(Data items)
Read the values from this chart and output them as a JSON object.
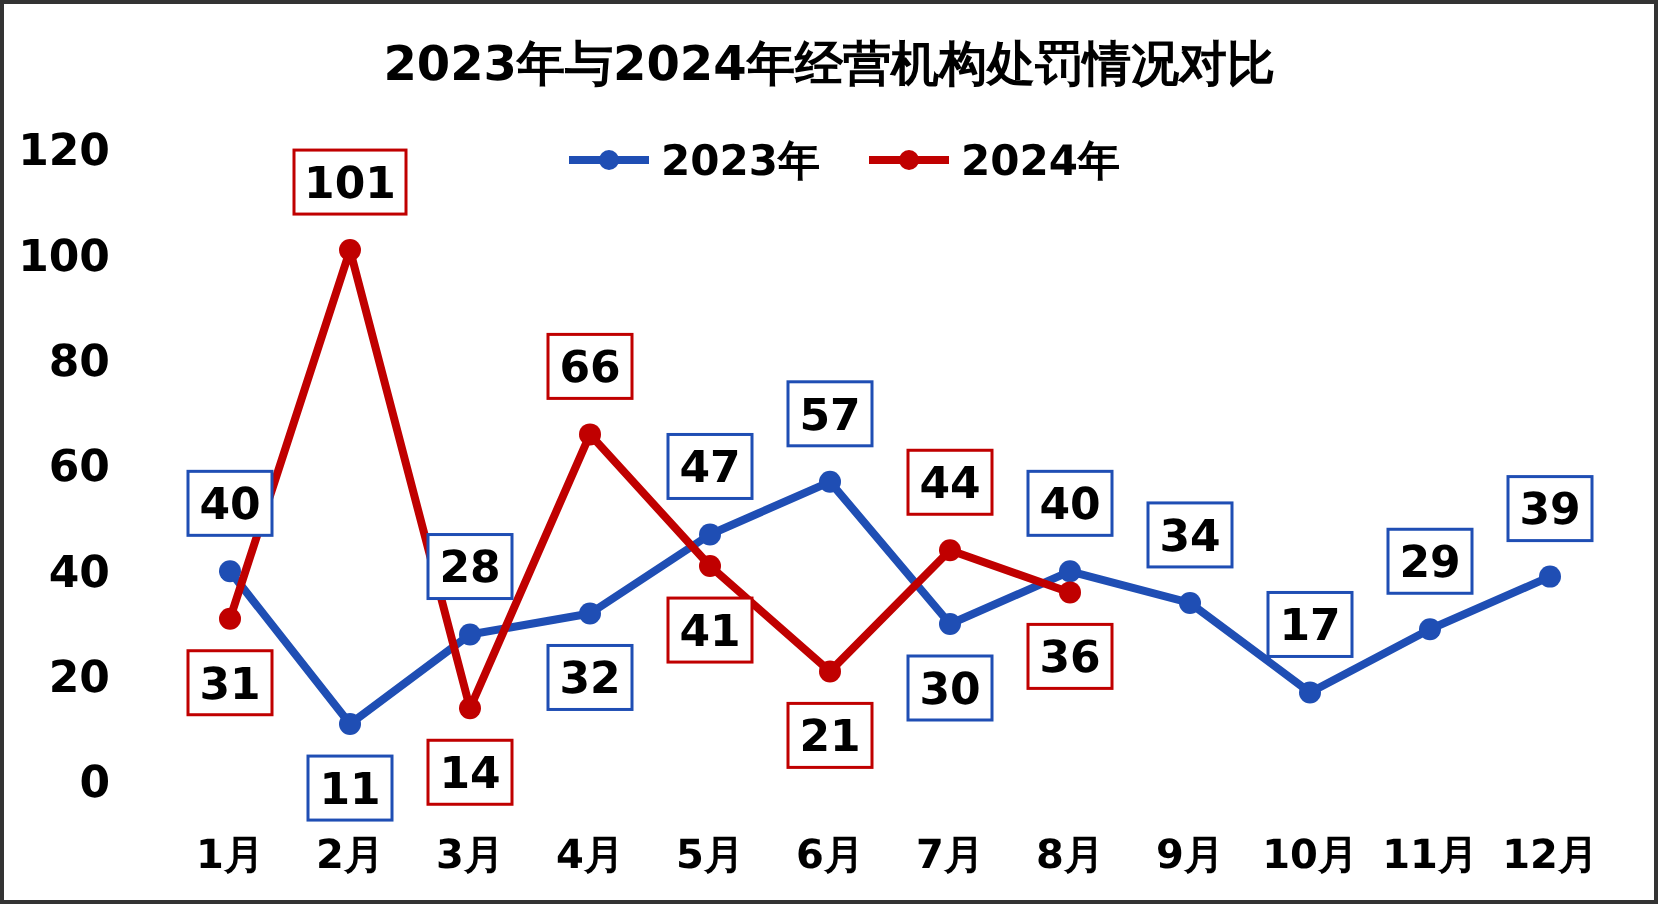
{
  "chart_data": {
    "type": "line",
    "title": "2023年与2024年经营机构处罚情况对比",
    "categories": [
      "1月",
      "2月",
      "3月",
      "4月",
      "5月",
      "6月",
      "7月",
      "8月",
      "9月",
      "10月",
      "11月",
      "12月"
    ],
    "series": [
      {
        "name": "2023年",
        "color": "#1f4eb4",
        "values": [
          40,
          11,
          28,
          32,
          47,
          57,
          30,
          40,
          34,
          17,
          29,
          39
        ]
      },
      {
        "name": "2024年",
        "color": "#c00000",
        "values": [
          31,
          101,
          14,
          66,
          41,
          21,
          44,
          36,
          null,
          null,
          null,
          null
        ]
      }
    ],
    "ylim": [
      0,
      120
    ],
    "yticks": [
      0,
      20,
      40,
      60,
      80,
      100,
      120
    ],
    "grid": false,
    "legend": "top",
    "marker": "circle",
    "line_style": "solid",
    "data_labels": true
  }
}
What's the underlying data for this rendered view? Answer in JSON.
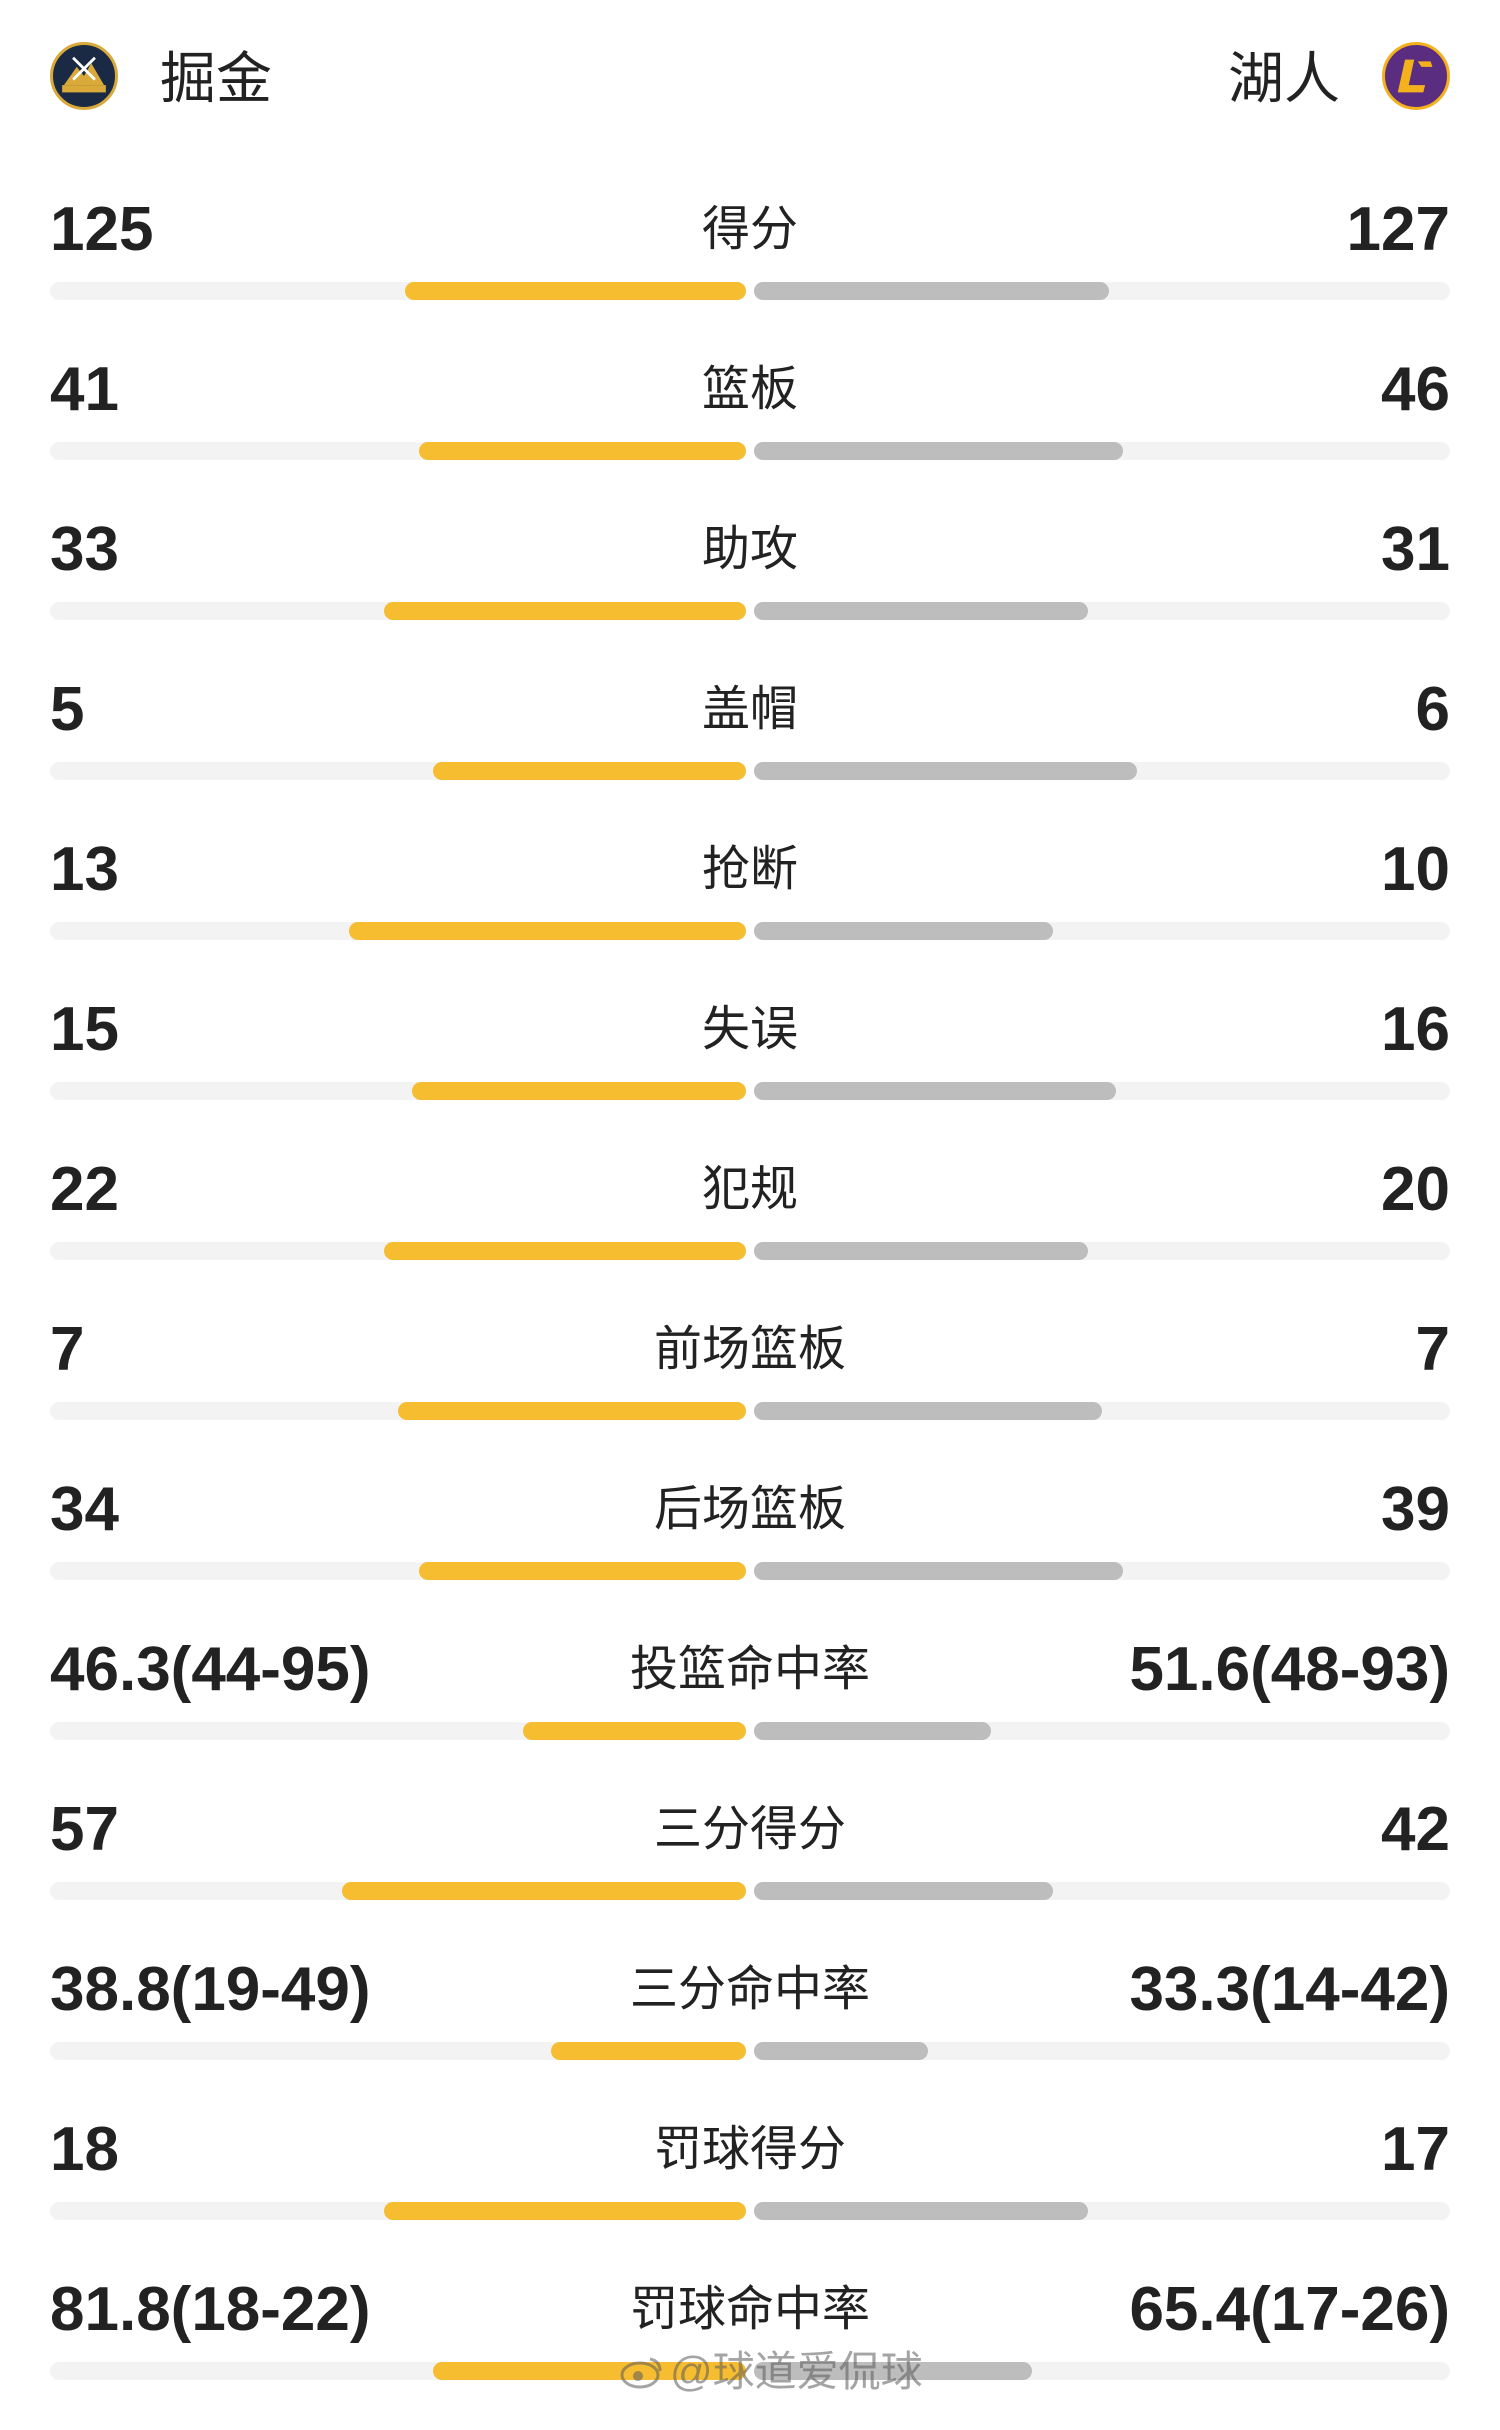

• _Exercise_:
Strip the images and reproduce the remaining records precisely.

• _Correct output_:
Read the values from this chart and output them as a JSON object.
{
  "chart_data": {
    "type": "line",
    "title": "2023年与2024年经营机构处罚情况对比",
    "categories": [
      "1月",
      "2月",
      "3月",
      "4月",
      "5月",
      "6月",
      "7月",
      "8月",
      "9月",
      "10月",
      "11月",
      "12月"
    ],
    "series": [
      {
        "name": "2023年",
        "color": "#1f4eb4",
        "values": [
          40,
          11,
          28,
          32,
          47,
          57,
          30,
          40,
          34,
          17,
          29,
          39
        ]
      },
      {
        "name": "2024年",
        "color": "#c00000",
        "values": [
          31,
          101,
          14,
          66,
          41,
          21,
          44,
          36,
          null,
          null,
          null,
          null
        ]
      }
    ],
    "ylim": [
      0,
      120
    ],
    "yticks": [
      0,
      20,
      40,
      60,
      80,
      100,
      120
    ],
    "grid": false,
    "legend": "top",
    "marker": "circle",
    "line_style": "solid",
    "data_labels": true
  }
}
What's the underlying data for this rendered view? Answer in JSON.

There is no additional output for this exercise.